(Transcript entries for document pages):
# # # # # # #

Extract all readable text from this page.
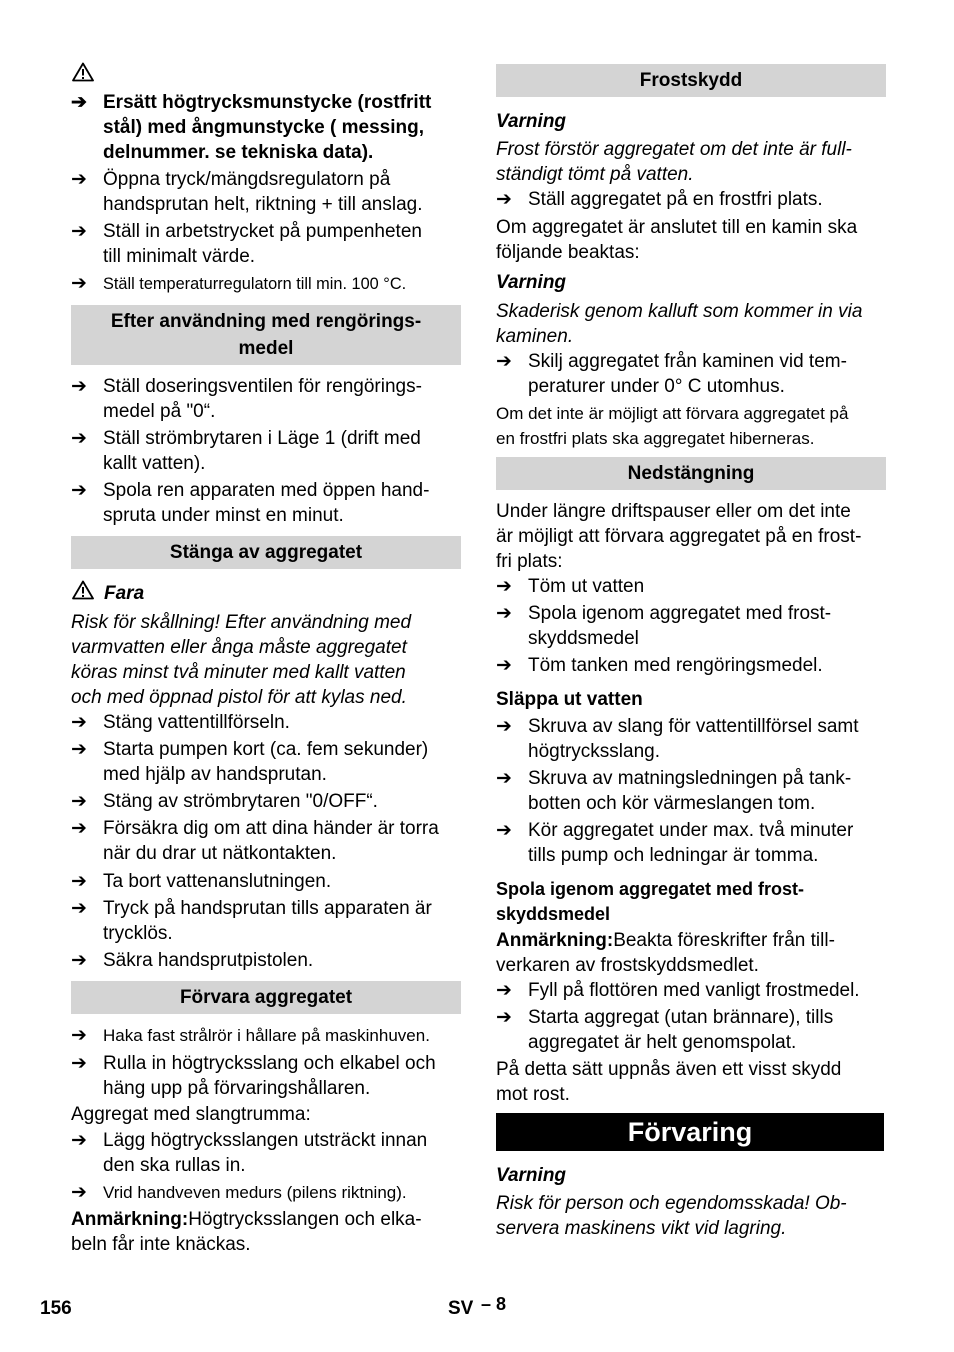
➔ Ersätt högtrycksmunstycke (rostfritt
stål) med ångmunstycke ( messing,
delnummer. se tekniska data).
➔ Öppna tryck/mängdsregulatorn på
handsprutan helt, riktning + till anslag.
➔ Ställ in arbetstrycket på pumpenheten
till minimalt värde.
➔ Ställ temperaturregulatorn till min. 100 °C.
Efter användning med rengörings-
medel
➔ Ställ doseringsventilen för rengörings-
medel på "0“.
➔ Ställ strömbrytaren i Läge 1 (drift med
kallt vatten).
➔ Spola ren apparaten med öppen hand-
spruta under minst en minut.
Stänga av aggregatet
Fara
Risk för skållning! Efter användning med
varmvatten eller ånga måste aggregatet
köras minst två minuter med kallt vatten
och med öppnad pistol för att kylas ned.
➔ Stäng vattentillförseln.
➔ Starta pumpen kort (ca. fem sekunder)
med hjälp av handsprutan.
➔ Stäng av strömbrytaren "0/OFF“.
➔ Försäkra dig om att dina händer är torra
när du drar ut nätkontakten.
➔ Ta bort vattenanslutningen.
➔ Tryck på handsprutan tills apparaten är
trycklös.
➔ Säkra handsprutpistolen.
Förvara aggregatet
➔ Haka fast strålrör i hållare på maskinhuven.
➔ Rulla in högtrycksslang och elkabel och
häng upp på förvaringshållaren.
Aggregat med slangtrumma:
➔ Lägg högtrycksslangen utsträckt innan
den ska rullas in.
➔ Vrid handveven medurs (pilens riktning).
Anmärkning:Högtrycksslangen och elka-
beln får inte knäckas.
Frostskydd
Varning
Frost förstör aggregatet om det inte är full-
ständigt tömt på vatten.
➔ Ställ aggregatet på en frostfri plats.
Om aggregatet är anslutet till en kamin ska
följande beaktas:
Varning
Skaderisk genom kalluft som kommer in via
kaminen.
➔ Skilj aggregatet från kaminen vid tem-
peraturer under 0° C utomhus.
Om det inte är möjligt att förvara aggregatet på
en frostfri plats ska aggregatet hiberneras.
Nedstängning
Under längre driftspauser eller om det inte
är möjligt att förvara aggregatet på en frost-
fri plats:
➔ Töm ut vatten
➔ Spola igenom aggregatet med frost-
skyddsmedel
➔ Töm tanken med rengöringsmedel.
Släppa ut vatten
➔ Skruva av slang för vattentillförsel samt
högtrycksslang.
➔ Skruva av matningsledningen på tank-
botten och kör värmeslangen tom.
➔ Kör aggregatet under max. två minuter
tills pump och ledningar är tomma.
Spola igenom aggregatet med frost-
skyddsmedel
Anmärkning:Beakta föreskrifter från till-
verkaren av frostskyddsmedlet.
➔ Fyll på flottören med vanligt frostmedel.
➔ Starta aggregat (utan brännare), tills
aggregatet är helt genomspolat.
På detta sätt uppnås även ett visst skydd
mot rost.
Förvaring
Varning
Risk för person och egendomsskada! Ob-
servera maskinens vikt vid lagring.
156	SV – 8
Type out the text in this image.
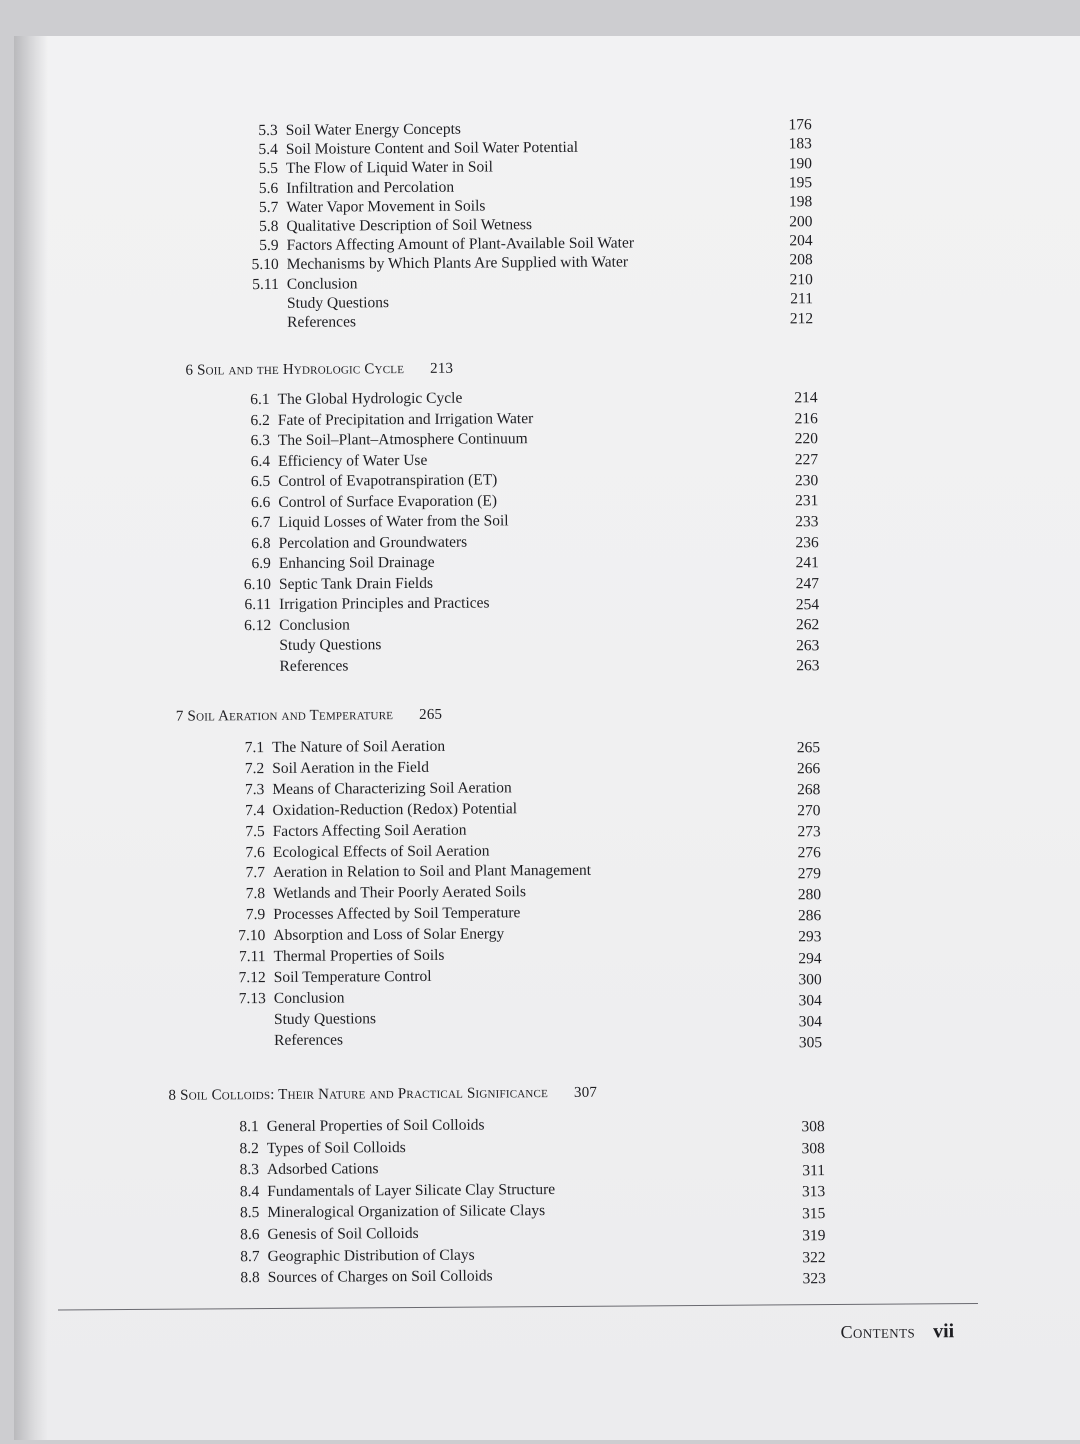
Contents vii
5.3 Soil Water Energy Concepts	176
5.4 Soil Moisture Content and Soil Water Potential	183
5.5 The Flow of Liquid Water in Soil	190
5.6 Infiltration and Percolation	195
5.7 Water Vapor Movement in Soils	198
5.8 Qualitative Description of Soil Wetness	200
5.9 Factors Affecting Amount of Plant-Available Soil Water	204
5.10 Mechanisms by Which Plants Are Supplied with Water	208
5.11 Conclusion	210
Study Questions	211
References	212
6 Soil and the Hydrologic Cycle 213
6.1 The Global Hydrologic Cycle	214
6.2 Fate of Precipitation and Irrigation Water	216
6.3 The Soil–Plant–Atmosphere Continuum	220
6.4 Efficiency of Water Use	227
6.5 Control of Evapotranspiration (ET)	230
6.6 Control of Surface Evaporation (E)	231
6.7 Liquid Losses of Water from the Soil	233
6.8 Percolation and Groundwaters	236
6.9 Enhancing Soil Drainage	241
6.10 Septic Tank Drain Fields	247
6.11 Irrigation Principles and Practices	254
6.12 Conclusion	262
Study Questions	263
References	263
7 Soil Aeration and Temperature 265
7.1 The Nature of Soil Aeration	265
7.2 Soil Aeration in the Field	266
7.3 Means of Characterizing Soil Aeration	268
7.4 Oxidation-Reduction (Redox) Potential	270
7.5 Factors Affecting Soil Aeration	273
7.6 Ecological Effects of Soil Aeration	276
7.7 Aeration in Relation to Soil and Plant Management	279
7.8 Wetlands and Their Poorly Aerated Soils	280
7.9 Processes Affected by Soil Temperature	286
7.10 Absorption and Loss of Solar Energy	293
7.11 Thermal Properties of Soils	294
7.12 Soil Temperature Control	300
7.13 Conclusion	304
Study Questions	304
References	305
8 Soil Colloids: Their Nature and Practical Significance 307
8.1 General Properties of Soil Colloids	308
8.2 Types of Soil Colloids	308
8.3 Adsorbed Cations	311
8.4 Fundamentals of Layer Silicate Clay Structure	313
8.5 Mineralogical Organization of Silicate Clays	315
8.6 Genesis of Soil Colloids	319
8.7 Geographic Distribution of Clays	322
8.8 Sources of Charges on Soil Colloids	323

# # # # # # #

(WORK INSTRUCTION): Say how many lines of the data hold the string "Conclusion", with no other words in your reply.

(EXERCISE SOLUTION): 3